START Data for this task

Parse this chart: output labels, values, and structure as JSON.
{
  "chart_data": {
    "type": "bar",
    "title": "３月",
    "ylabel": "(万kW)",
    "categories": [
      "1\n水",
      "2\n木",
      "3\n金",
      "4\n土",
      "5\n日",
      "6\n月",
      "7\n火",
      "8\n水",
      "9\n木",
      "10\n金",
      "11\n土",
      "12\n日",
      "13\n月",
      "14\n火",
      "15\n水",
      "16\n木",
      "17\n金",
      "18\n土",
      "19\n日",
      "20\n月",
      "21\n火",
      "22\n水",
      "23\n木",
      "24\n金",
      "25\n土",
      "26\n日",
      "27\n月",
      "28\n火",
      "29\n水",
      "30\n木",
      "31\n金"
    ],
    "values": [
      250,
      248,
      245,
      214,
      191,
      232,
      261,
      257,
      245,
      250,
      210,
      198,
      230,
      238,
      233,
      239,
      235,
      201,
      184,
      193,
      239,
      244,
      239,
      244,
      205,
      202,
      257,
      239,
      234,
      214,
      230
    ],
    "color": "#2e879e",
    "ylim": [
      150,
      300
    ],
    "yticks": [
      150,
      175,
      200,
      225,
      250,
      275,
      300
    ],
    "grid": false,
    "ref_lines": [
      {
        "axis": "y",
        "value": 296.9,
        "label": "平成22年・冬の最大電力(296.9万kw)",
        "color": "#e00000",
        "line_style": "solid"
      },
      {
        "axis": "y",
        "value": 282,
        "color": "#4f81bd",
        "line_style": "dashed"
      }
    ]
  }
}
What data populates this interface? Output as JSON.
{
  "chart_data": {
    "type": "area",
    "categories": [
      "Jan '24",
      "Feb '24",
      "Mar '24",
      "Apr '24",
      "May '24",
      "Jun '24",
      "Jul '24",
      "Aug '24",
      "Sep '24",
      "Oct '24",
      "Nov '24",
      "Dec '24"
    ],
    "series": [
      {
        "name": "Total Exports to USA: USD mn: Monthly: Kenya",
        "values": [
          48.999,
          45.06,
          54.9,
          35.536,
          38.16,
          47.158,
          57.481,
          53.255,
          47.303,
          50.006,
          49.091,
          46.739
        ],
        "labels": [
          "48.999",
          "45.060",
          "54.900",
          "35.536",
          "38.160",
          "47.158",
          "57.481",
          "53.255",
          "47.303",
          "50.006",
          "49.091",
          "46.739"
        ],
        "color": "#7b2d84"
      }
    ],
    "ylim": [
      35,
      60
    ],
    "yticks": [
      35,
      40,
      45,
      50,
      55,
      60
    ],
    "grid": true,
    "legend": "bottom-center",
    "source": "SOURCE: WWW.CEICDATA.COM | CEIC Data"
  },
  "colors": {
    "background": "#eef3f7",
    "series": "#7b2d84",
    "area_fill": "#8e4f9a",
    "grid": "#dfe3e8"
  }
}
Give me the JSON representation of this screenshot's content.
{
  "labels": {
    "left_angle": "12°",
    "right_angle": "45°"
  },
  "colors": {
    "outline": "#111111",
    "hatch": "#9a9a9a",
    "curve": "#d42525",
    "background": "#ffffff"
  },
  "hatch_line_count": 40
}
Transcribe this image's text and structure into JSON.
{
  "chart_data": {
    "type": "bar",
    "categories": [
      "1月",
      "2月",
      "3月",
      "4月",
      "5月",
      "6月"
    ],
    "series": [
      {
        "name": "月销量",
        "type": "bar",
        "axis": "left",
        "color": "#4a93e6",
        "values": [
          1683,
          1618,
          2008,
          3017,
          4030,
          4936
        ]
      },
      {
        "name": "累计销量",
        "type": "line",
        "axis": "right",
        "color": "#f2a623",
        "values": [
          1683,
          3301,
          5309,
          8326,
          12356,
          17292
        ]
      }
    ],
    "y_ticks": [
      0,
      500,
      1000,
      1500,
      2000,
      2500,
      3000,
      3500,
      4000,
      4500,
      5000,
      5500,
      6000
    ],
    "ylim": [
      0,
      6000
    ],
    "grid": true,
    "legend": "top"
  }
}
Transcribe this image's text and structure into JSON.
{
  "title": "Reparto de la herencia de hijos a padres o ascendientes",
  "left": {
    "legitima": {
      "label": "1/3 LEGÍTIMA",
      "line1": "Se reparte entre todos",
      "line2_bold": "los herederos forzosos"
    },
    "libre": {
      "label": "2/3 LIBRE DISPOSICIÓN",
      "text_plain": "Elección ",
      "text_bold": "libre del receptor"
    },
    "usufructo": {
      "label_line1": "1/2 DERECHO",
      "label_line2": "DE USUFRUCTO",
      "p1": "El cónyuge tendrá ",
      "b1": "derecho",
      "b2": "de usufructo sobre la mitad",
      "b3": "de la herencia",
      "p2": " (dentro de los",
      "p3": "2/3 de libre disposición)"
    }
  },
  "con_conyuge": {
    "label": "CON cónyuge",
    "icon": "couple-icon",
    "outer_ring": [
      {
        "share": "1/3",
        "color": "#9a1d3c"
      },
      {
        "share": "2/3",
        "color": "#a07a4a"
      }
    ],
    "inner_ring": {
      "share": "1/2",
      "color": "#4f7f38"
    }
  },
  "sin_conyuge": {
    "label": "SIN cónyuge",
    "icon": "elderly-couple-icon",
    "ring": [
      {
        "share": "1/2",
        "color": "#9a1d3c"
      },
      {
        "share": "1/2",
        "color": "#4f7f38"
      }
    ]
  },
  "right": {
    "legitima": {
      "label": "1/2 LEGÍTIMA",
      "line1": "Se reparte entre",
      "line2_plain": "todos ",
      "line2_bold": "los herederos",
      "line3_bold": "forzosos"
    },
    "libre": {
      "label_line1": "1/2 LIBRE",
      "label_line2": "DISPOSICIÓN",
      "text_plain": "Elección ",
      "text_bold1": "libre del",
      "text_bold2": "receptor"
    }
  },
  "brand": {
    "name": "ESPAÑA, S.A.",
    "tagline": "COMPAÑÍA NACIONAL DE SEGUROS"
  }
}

END Data for this task

## Task prompt
Go through the lines above. Select every one that has the string "icon".

## In response
    "icon": "couple-icon",
    "icon": "elderly-couple-icon",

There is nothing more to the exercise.